**Exercise:** Output all lines exactly.

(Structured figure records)
START

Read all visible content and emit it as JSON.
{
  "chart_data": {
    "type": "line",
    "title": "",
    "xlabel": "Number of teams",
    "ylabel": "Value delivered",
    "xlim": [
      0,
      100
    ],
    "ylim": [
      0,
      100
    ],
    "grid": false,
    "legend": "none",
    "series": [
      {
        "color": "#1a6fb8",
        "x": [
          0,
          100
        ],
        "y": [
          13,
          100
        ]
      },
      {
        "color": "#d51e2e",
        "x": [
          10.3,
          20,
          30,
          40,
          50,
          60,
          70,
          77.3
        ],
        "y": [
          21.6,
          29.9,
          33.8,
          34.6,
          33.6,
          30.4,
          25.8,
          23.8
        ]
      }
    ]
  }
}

END

**Full solution:**
Read all visible content and emit it as JSON.
{
  "chart_data": {
    "type": "line",
    "title": "",
    "xlabel": "Number of teams",
    "ylabel": "Value delivered",
    "xlim": [
      0,
      100
    ],
    "ylim": [
      0,
      100
    ],
    "grid": false,
    "legend": "none",
    "series": [
      {
        "color": "#1a6fb8",
        "x": [
          0,
          100
        ],
        "y": [
          13,
          100
        ]
      },
      {
        "color": "#d51e2e",
        "x": [
          10.3,
          20,
          30,
          40,
          50,
          60,
          70,
          77.3
        ],
        "y": [
          21.6,
          29.9,
          33.8,
          34.6,
          33.6,
          30.4,
          25.8,
          23.8
        ]
      }
    ]
  }
}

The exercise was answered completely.